begin TASK MATERIAL

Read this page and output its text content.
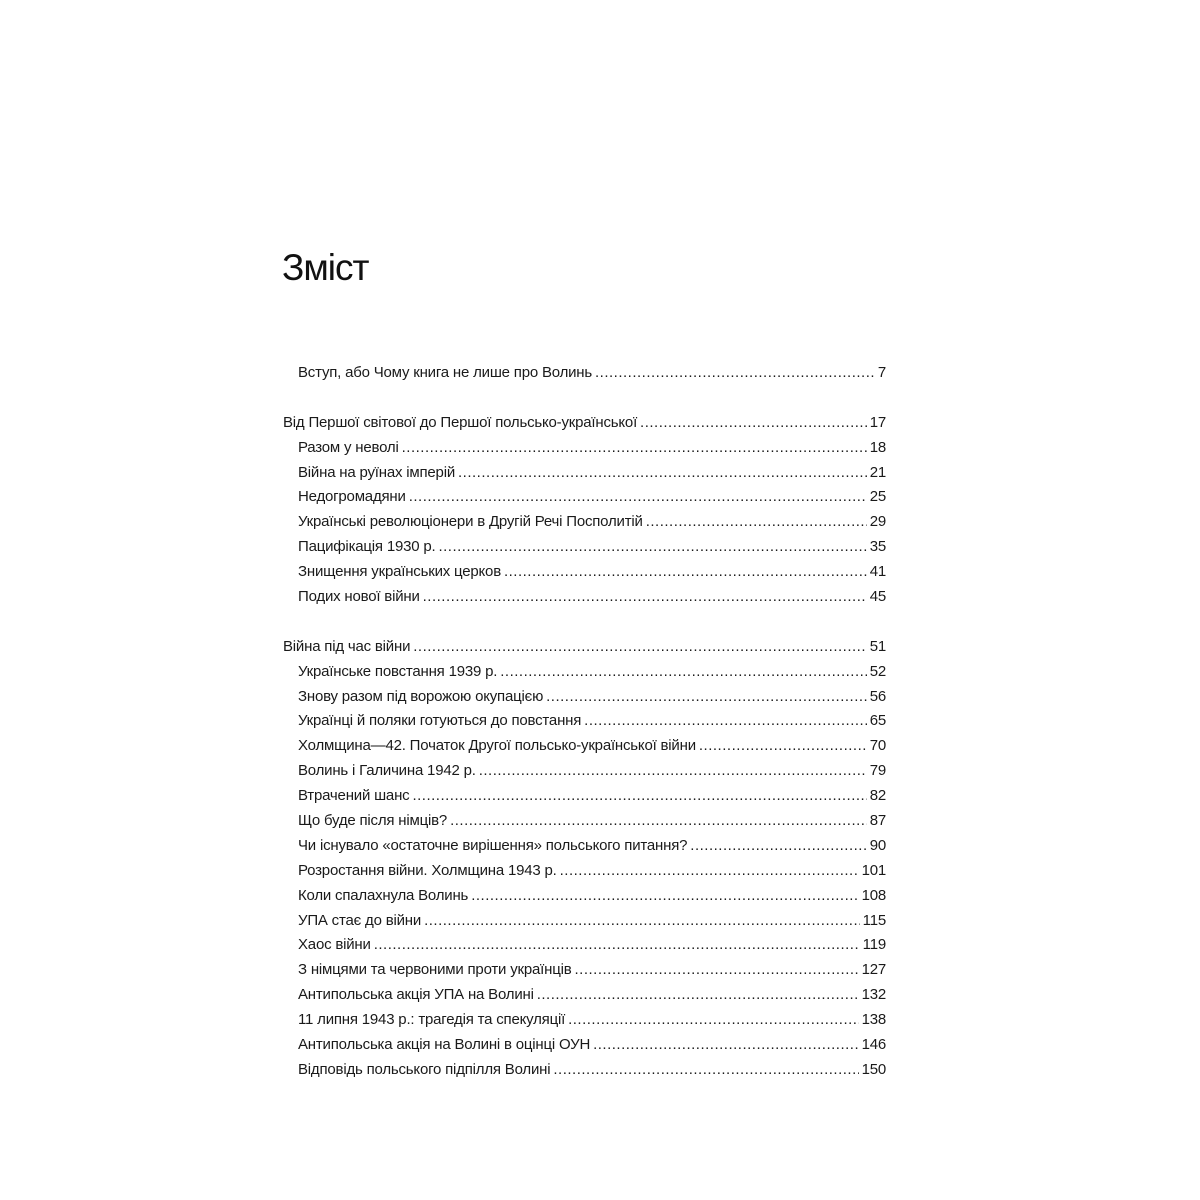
Зміст
Вступ, або Чому книга не лише про Волинь .....	7
Від Першої світової до Першої польсько-української .....	17
Разом у неволі .....	18
Війна на руїнах імперій .....	21
Недогромадяни .....	25
Українські революціонери в Другій Речі Посполитій .....	29
Пацифікація 1930 р. .....	35
Знищення українських церков .....	41
Подих нової війни .....	45
Війна під час війни .....	51
Українське повстання 1939 р. .....	52
Знову разом під ворожою окупацією .....	56
Українці й поляки готуються до повстання .....	65
Холмщина—42. Початок Другої польсько-української війни .....	70
Волинь і Галичина 1942 р. .....	79
Втрачений шанс .....	82
Що буде після німців? .....	87
Чи існувало «остаточне вирішення» польського питання? .....	90
Розростання війни. Холмщина 1943 р. .....	101
Коли спалахнула Волинь .....	108
УПА стає до війни .....	115
Хаос війни .....	119
З німцями та червоними проти українців .....	127
Антипольська акція УПА на Волині .....	132
11 липня 1943 р.: трагедія та спекуляції .....	138
Антипольська акція на Волині в оцінці ОУН .....	146
Відповідь польського підпілля Волині .....	150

end TASK MATERIAL

**DIRECTIVE**
Print the listing above in full, exactly as written. Omit any pictures.

**RESPONSE TO THIS EXERCISE**
Read this page and output its text content.
Зміст
Вступ, або Чому книга не лише про Волинь .....	7
Від Першої світової до Першої польсько-української .....	17
Разом у неволі .....	18
Війна на руїнах імперій .....	21
Недогромадяни .....	25
Українські революціонери в Другій Речі Посполитій .....	29
Пацифікація 1930 р. .....	35
Знищення українських церков .....	41
Подих нової війни .....	45
Війна під час війни .....	51
Українське повстання 1939 р. .....	52
Знову разом під ворожою окупацією .....	56
Українці й поляки готуються до повстання .....	65
Холмщина—42. Початок Другої польсько-української війни .....	70
Волинь і Галичина 1942 р. .....	79
Втрачений шанс .....	82
Що буде після німців? .....	87
Чи існувало «остаточне вирішення» польського питання? .....	90
Розростання війни. Холмщина 1943 р. .....	101
Коли спалахнула Волинь .....	108
УПА стає до війни .....	115
Хаос війни .....	119
З німцями та червоними проти українців .....	127
Антипольська акція УПА на Волині .....	132
11 липня 1943 р.: трагедія та спекуляції .....	138
Антипольська акція на Волині в оцінці ОУН .....	146
Відповідь польського підпілля Волині .....	150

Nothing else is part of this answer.